### Data listing

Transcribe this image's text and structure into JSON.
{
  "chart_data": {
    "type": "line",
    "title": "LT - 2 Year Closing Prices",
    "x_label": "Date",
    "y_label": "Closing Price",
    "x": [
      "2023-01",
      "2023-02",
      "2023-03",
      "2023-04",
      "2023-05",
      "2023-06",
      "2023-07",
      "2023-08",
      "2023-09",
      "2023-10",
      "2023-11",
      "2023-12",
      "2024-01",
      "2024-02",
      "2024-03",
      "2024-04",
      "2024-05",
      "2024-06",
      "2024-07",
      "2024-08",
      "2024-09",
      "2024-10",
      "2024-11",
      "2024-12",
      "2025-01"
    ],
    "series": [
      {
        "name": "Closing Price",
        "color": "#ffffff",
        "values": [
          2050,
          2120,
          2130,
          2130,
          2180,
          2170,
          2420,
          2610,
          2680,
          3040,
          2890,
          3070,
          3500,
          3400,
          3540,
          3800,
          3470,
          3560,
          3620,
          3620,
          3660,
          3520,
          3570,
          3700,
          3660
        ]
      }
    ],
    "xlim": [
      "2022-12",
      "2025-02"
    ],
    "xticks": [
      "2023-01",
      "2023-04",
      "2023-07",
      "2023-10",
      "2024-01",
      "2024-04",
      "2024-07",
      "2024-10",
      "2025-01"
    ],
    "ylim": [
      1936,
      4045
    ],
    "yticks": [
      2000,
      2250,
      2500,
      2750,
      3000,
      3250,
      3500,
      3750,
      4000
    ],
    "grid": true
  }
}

### SHORT PROBLEM
Your task is to output all of the data above word for word.

### OUTPUT FOR THIS TASK
Transcribe this image's text and structure into JSON.
{
  "chart_data": {
    "type": "line",
    "title": "LT - 2 Year Closing Prices",
    "x_label": "Date",
    "y_label": "Closing Price",
    "x": [
      "2023-01",
      "2023-02",
      "2023-03",
      "2023-04",
      "2023-05",
      "2023-06",
      "2023-07",
      "2023-08",
      "2023-09",
      "2023-10",
      "2023-11",
      "2023-12",
      "2024-01",
      "2024-02",
      "2024-03",
      "2024-04",
      "2024-05",
      "2024-06",
      "2024-07",
      "2024-08",
      "2024-09",
      "2024-10",
      "2024-11",
      "2024-12",
      "2025-01"
    ],
    "series": [
      {
        "name": "Closing Price",
        "color": "#ffffff",
        "values": [
          2050,
          2120,
          2130,
          2130,
          2180,
          2170,
          2420,
          2610,
          2680,
          3040,
          2890,
          3070,
          3500,
          3400,
          3540,
          3800,
          3470,
          3560,
          3620,
          3620,
          3660,
          3520,
          3570,
          3700,
          3660
        ]
      }
    ],
    "xlim": [
      "2022-12",
      "2025-02"
    ],
    "xticks": [
      "2023-01",
      "2023-04",
      "2023-07",
      "2023-10",
      "2024-01",
      "2024-04",
      "2024-07",
      "2024-10",
      "2025-01"
    ],
    "ylim": [
      1936,
      4045
    ],
    "yticks": [
      2000,
      2250,
      2500,
      2750,
      3000,
      3250,
      3500,
      3750,
      4000
    ],
    "grid": true
  }
}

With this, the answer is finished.